PROMPT
Using the data below, gather each line that includes the word "likelihood".

RAW DATA
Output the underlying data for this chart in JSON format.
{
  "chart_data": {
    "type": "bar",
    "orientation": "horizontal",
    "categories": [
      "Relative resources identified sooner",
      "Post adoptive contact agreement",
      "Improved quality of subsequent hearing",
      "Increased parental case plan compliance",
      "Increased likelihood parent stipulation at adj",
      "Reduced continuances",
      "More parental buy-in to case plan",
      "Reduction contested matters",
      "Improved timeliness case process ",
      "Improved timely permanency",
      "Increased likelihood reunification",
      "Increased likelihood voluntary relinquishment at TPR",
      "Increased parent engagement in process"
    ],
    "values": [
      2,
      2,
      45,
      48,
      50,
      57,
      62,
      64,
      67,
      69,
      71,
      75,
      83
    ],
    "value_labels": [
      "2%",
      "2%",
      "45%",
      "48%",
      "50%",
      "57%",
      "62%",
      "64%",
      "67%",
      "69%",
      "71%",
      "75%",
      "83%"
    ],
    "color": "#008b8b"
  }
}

EXPECTED ANSWER
      "Increased likelihood parent stipulation at adj",
      "Increased likelihood reunification",
      "Increased likelihood voluntary relinquishment at TPR",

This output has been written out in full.